▶ WRITTEN EXERCISE:
Copy out all of the material exactly.
= = = = = = =
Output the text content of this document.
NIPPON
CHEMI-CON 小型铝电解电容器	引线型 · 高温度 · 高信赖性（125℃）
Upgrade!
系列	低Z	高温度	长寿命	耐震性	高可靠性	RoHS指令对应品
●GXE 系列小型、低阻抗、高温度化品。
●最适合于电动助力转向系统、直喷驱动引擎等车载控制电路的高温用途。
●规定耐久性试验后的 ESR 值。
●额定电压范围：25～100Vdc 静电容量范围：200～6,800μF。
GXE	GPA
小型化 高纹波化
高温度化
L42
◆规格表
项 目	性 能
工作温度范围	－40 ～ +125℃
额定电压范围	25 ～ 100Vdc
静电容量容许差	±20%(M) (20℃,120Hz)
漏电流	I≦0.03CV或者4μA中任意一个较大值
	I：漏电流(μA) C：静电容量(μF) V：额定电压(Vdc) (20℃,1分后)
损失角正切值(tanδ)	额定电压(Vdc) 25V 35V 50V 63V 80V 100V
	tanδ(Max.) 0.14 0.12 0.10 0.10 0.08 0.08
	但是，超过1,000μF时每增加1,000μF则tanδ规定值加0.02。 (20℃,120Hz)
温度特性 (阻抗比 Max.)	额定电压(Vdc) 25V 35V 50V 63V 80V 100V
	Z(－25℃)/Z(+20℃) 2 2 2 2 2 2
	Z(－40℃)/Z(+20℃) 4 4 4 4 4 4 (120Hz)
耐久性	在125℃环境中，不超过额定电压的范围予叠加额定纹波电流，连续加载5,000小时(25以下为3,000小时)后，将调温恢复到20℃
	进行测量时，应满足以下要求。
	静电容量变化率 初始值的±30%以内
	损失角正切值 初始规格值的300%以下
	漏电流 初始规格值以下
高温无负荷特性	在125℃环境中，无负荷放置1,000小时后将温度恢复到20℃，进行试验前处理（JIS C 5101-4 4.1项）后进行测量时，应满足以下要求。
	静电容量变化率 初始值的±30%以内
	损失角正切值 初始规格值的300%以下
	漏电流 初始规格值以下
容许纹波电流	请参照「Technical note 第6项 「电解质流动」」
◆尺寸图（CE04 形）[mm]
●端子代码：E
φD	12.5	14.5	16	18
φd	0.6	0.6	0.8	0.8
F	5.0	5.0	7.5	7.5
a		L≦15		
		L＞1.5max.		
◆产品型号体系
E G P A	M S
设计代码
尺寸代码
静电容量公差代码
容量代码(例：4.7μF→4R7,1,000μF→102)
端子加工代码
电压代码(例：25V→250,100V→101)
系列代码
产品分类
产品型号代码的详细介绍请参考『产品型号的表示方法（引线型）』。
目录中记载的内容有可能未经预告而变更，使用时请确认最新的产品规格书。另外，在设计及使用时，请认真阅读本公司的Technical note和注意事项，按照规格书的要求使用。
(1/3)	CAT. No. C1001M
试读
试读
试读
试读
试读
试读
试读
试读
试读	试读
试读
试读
= = = = = = =
▶ RIGHT ANSWER:
Output the text content of this document.
NIPPON
CHEMI-CON 小型铝电解电容器	引线型 · 高温度 · 高信赖性（125℃）
Upgrade!
系列	低Z	高温度	长寿命	耐震性	高可靠性	RoHS指令对应品
●GXE 系列小型、低阻抗、高温度化品。
●最适合于电动助力转向系统、直喷驱动引擎等车载控制电路的高温用途。
●规定耐久性试验后的 ESR 值。
●额定电压范围：25～100Vdc 静电容量范围：200～6,800μF。
GXE	GPA
小型化 高纹波化
高温度化
L42
◆规格表
项 目	性 能
工作温度范围	－40 ～ +125℃
额定电压范围	25 ～ 100Vdc
静电容量容许差	±20%(M) (20℃,120Hz)
漏电流	I≦0.03CV或者4μA中任意一个较大值
	I：漏电流(μA) C：静电容量(μF) V：额定电压(Vdc) (20℃,1分后)
损失角正切值(tanδ)	额定电压(Vdc) 25V 35V 50V 63V 80V 100V
	tanδ(Max.) 0.14 0.12 0.10 0.10 0.08 0.08
	但是，超过1,000μF时每增加1,000μF则tanδ规定值加0.02。 (20℃,120Hz)
温度特性 (阻抗比 Max.)	额定电压(Vdc) 25V 35V 50V 63V 80V 100V
	Z(－25℃)/Z(+20℃) 2 2 2 2 2 2
	Z(－40℃)/Z(+20℃) 4 4 4 4 4 4 (120Hz)
耐久性	在125℃环境中，不超过额定电压的范围予叠加额定纹波电流，连续加载5,000小时(25以下为3,000小时)后，将调温恢复到20℃
	进行测量时，应满足以下要求。
	静电容量变化率 初始值的±30%以内
	损失角正切值 初始规格值的300%以下
	漏电流 初始规格值以下
高温无负荷特性	在125℃环境中，无负荷放置1,000小时后将温度恢复到20℃，进行试验前处理（JIS C 5101-4 4.1项）后进行测量时，应满足以下要求。
	静电容量变化率 初始值的±30%以内
	损失角正切值 初始规格值的300%以下
	漏电流 初始规格值以下
容许纹波电流	请参照「Technical note 第6项 「电解质流动」」
◆尺寸图（CE04 形）[mm]
●端子代码：E
φD	12.5	14.5	16	18
φd	0.6	0.6	0.8	0.8
F	5.0	5.0	7.5	7.5
a		L≦15		
		L＞1.5max.		
◆产品型号体系
E G P A	M S
设计代码
尺寸代码
静电容量公差代码
容量代码(例：4.7μF→4R7,1,000μF→102)
端子加工代码
电压代码(例：25V→250,100V→101)
系列代码
产品分类
产品型号代码的详细介绍请参考『产品型号的表示方法（引线型）』。
目录中记载的内容有可能未经预告而变更，使用时请确认最新的产品规格书。另外，在设计及使用时，请认真阅读本公司的Technical note和注意事项，按照规格书的要求使用。
(1/3)	CAT. No. C1001M
试读
试读
试读
试读
试读
试读
试读
试读
试读	试读
试读
试读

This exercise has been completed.